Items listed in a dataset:
= = = =

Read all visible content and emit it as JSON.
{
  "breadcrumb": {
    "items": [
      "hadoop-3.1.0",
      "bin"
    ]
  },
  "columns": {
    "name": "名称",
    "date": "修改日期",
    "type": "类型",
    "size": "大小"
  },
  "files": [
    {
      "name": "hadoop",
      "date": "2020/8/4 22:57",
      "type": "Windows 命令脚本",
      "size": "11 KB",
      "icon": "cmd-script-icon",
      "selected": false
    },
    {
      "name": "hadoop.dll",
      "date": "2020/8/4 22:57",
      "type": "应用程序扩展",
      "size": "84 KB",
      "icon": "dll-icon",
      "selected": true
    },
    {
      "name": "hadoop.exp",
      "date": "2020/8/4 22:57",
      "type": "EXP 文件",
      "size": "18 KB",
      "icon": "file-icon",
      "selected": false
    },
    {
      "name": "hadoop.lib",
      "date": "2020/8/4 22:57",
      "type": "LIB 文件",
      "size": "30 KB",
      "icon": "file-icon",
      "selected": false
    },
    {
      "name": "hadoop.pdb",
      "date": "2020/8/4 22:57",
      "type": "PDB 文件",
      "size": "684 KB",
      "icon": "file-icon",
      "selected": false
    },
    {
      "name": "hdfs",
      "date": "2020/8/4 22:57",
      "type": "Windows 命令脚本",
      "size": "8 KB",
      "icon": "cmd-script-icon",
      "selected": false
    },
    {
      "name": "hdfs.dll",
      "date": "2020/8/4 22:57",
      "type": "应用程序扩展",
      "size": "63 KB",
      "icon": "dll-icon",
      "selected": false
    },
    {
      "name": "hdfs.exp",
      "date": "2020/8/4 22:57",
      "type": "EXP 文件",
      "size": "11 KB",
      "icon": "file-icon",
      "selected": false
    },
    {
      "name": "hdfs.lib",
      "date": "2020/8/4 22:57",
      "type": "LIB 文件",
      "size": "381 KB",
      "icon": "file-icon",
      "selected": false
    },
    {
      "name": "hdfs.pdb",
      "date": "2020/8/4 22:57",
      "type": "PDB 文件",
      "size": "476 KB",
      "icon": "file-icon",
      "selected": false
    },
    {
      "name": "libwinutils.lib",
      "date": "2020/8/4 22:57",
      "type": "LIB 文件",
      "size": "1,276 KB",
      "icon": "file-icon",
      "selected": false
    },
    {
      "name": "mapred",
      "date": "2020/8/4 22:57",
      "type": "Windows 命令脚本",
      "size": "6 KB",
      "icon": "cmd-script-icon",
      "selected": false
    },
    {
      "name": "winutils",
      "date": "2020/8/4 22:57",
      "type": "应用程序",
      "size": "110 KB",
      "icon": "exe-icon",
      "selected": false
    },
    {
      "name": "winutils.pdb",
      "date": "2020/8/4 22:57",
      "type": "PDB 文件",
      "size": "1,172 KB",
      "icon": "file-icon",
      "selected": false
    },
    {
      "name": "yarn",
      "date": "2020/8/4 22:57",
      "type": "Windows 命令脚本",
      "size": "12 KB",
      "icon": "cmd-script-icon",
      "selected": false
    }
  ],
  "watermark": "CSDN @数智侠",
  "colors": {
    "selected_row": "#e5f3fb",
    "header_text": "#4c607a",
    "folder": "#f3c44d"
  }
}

= = = =

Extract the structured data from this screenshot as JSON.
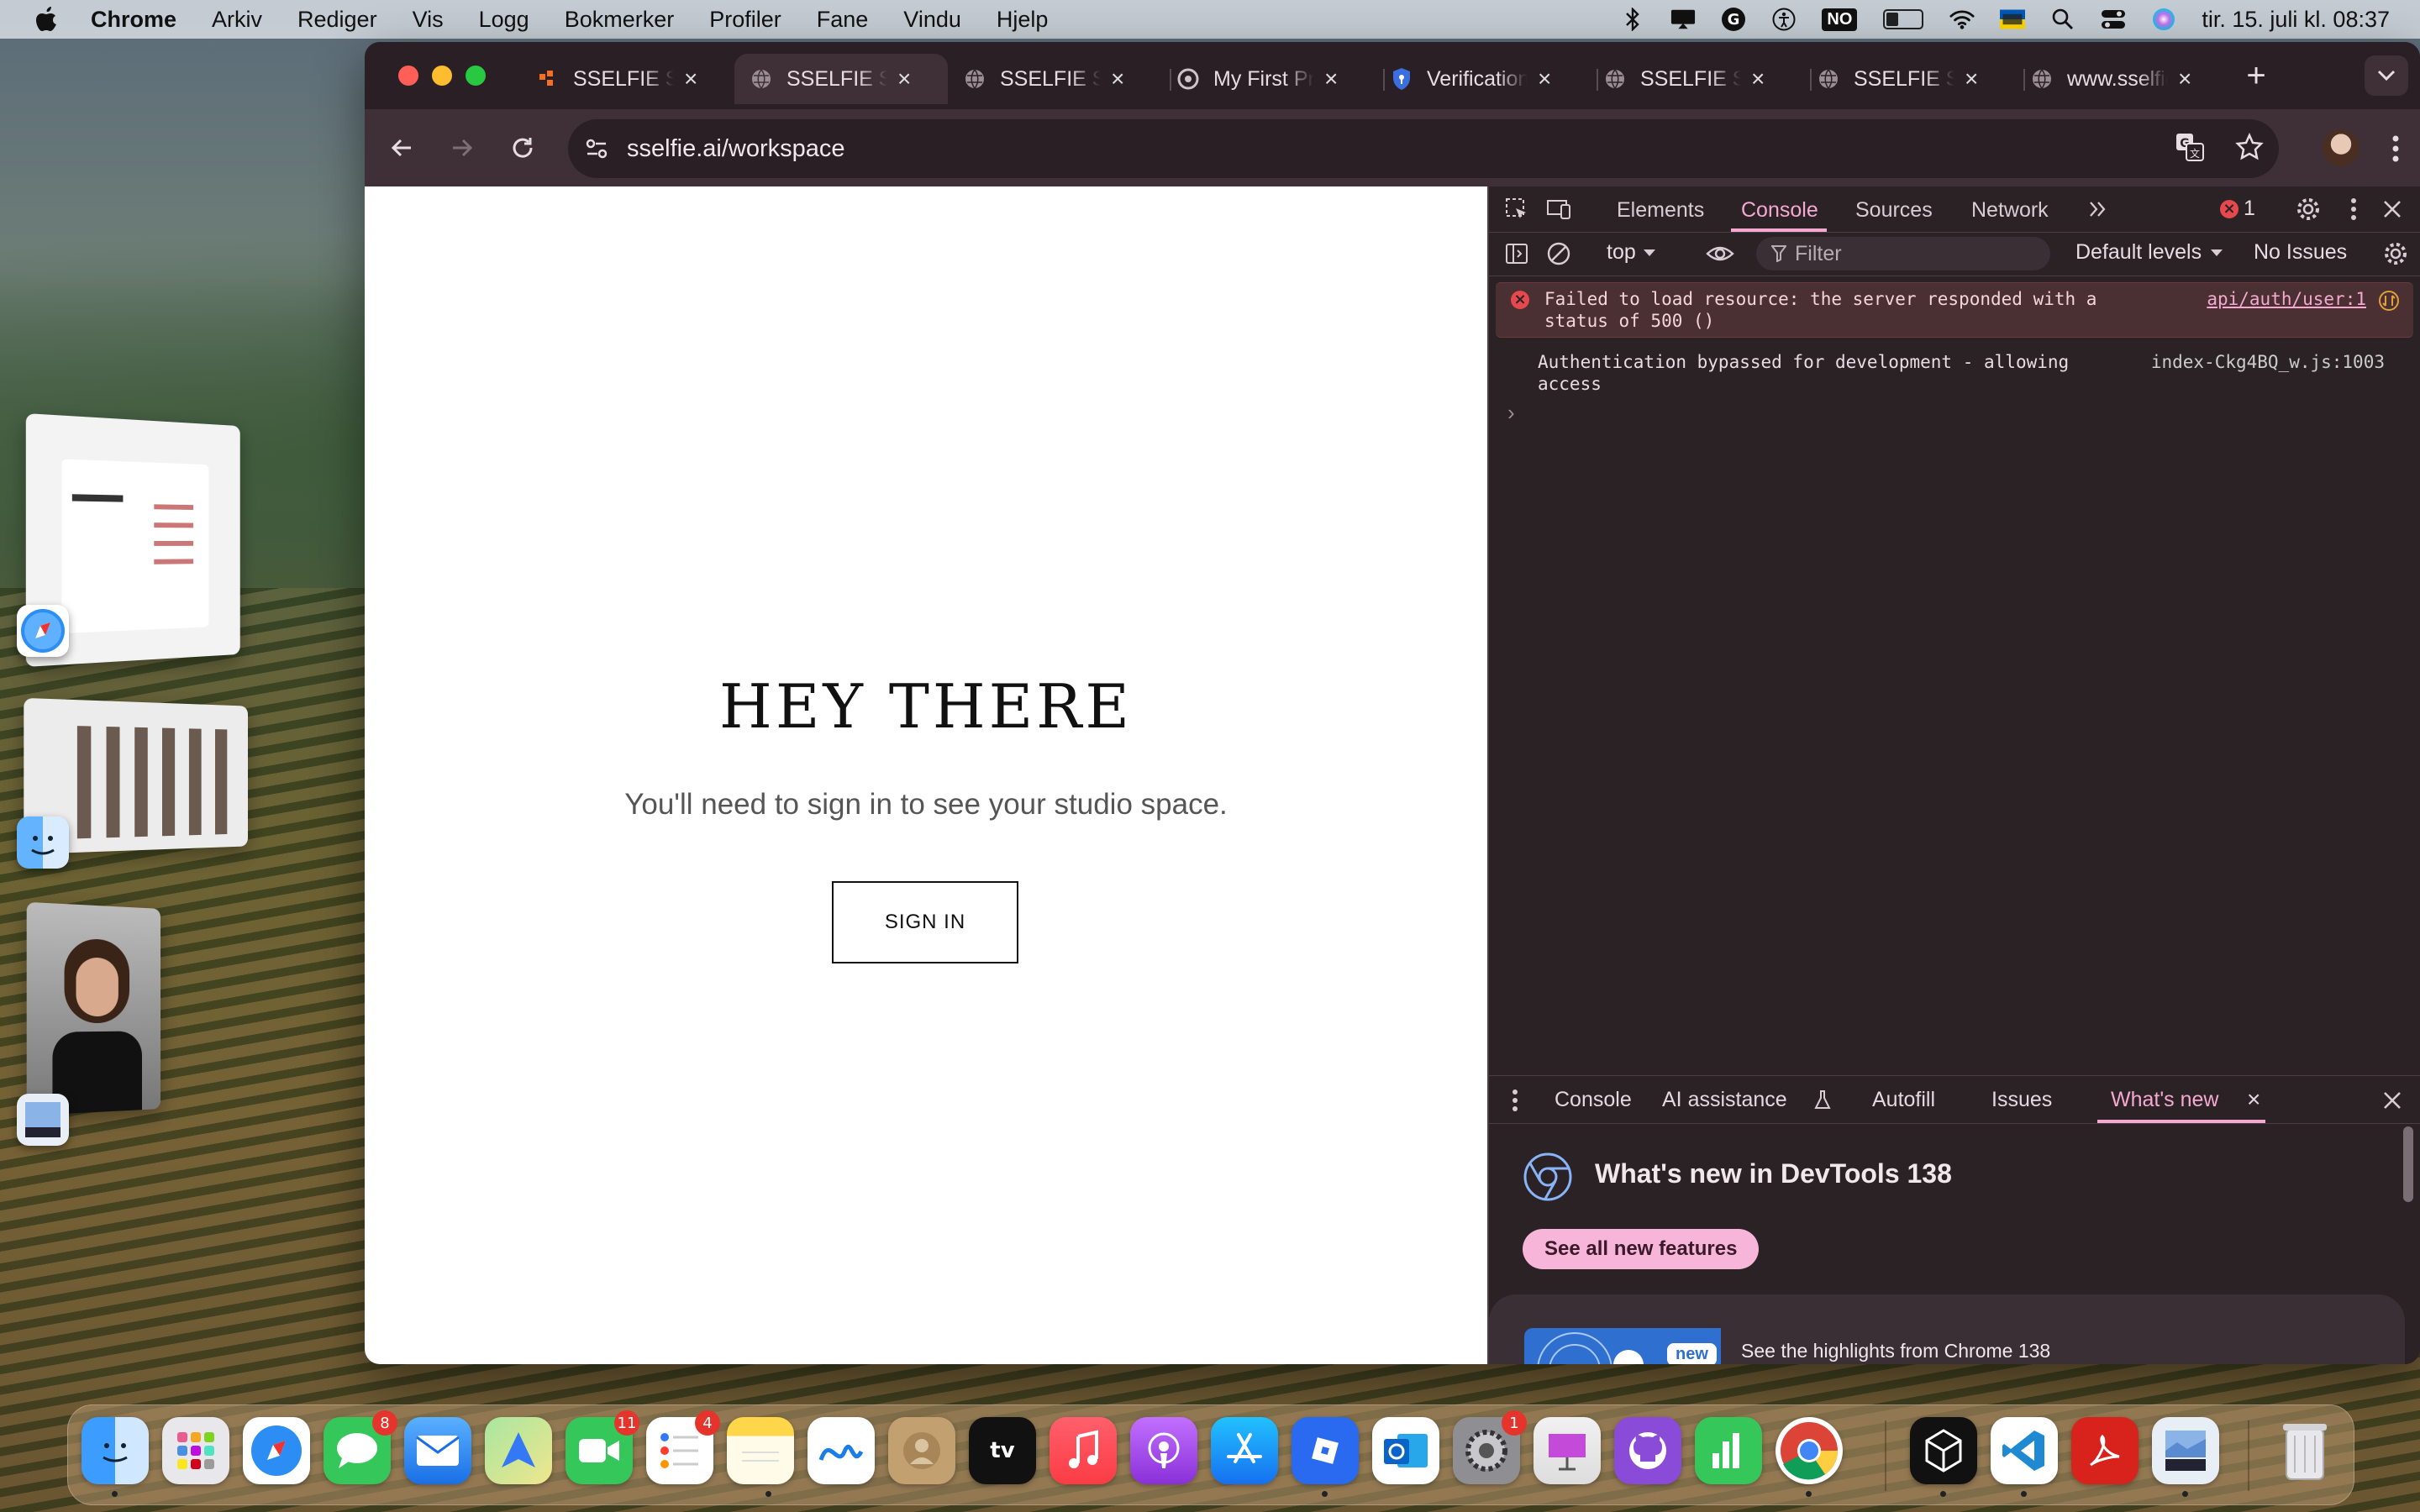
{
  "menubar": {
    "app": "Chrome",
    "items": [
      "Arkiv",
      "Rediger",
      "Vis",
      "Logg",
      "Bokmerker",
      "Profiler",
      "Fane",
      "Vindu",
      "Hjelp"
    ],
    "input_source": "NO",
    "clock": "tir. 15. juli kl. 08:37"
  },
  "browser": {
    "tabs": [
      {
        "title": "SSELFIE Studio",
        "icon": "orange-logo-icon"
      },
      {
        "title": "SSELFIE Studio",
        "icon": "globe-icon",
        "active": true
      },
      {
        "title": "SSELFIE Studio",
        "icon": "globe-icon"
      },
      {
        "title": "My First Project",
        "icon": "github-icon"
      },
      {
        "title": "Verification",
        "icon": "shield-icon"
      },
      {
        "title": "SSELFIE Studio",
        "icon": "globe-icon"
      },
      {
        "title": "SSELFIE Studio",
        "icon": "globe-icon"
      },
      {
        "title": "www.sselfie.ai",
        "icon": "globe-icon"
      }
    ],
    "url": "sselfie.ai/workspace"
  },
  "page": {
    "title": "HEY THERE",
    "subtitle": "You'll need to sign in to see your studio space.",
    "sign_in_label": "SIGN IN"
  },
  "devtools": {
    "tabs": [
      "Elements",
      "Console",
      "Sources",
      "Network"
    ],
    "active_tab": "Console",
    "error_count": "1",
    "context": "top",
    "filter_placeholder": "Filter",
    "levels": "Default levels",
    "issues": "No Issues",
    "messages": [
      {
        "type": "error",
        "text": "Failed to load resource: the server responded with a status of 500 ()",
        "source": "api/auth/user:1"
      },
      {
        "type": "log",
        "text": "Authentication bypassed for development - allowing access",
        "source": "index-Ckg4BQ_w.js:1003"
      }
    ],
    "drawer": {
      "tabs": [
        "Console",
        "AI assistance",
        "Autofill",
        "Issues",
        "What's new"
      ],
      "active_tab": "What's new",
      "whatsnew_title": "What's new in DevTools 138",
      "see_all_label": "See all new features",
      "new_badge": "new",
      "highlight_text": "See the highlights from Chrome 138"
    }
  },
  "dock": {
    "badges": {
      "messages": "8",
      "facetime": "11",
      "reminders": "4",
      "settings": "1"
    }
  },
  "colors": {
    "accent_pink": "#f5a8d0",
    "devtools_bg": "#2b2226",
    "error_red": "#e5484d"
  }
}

= = = =

**EXERCISE TASK**. Go through the material and copy out every line with "JSON" in it.

**TASK OUTPUT**.
Read all visible content and emit it as JSON.
Extract the structured data from this screenshot as JSON.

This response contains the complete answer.